Dataset items
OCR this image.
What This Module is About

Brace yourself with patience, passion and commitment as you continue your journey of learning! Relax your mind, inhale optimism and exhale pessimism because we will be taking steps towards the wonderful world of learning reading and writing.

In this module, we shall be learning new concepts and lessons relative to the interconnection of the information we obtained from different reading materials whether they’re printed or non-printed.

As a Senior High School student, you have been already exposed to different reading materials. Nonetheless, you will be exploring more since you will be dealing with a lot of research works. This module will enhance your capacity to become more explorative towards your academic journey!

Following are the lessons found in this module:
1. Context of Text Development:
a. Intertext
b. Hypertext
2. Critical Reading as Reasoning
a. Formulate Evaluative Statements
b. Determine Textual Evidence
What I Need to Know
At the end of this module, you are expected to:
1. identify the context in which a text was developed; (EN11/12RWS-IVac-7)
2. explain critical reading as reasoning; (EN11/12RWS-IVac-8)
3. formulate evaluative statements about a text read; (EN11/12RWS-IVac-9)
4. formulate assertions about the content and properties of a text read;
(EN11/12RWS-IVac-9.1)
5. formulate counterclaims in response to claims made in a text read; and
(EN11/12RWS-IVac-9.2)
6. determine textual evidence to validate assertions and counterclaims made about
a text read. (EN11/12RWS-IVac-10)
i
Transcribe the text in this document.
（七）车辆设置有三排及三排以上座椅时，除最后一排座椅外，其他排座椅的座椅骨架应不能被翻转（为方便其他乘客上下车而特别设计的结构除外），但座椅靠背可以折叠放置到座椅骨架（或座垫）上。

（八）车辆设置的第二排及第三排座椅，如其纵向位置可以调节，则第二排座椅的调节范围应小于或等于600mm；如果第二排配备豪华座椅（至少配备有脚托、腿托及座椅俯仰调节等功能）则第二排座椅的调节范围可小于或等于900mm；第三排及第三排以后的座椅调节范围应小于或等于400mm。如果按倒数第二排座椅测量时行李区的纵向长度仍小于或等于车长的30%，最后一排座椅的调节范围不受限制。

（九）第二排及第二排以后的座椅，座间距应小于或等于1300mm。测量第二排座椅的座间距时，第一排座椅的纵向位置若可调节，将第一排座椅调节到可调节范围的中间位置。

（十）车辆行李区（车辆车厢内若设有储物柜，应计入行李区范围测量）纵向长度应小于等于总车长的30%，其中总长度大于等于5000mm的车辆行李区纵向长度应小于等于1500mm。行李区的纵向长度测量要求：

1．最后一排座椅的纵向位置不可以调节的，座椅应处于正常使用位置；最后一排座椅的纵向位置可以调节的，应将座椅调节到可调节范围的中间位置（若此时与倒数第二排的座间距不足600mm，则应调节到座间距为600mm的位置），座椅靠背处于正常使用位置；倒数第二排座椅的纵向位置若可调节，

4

# WHAT TO DO
State the number of lines in these entries that include the string "your". Provide nothing beyond that number.

# WRITTEN RESPONSE
2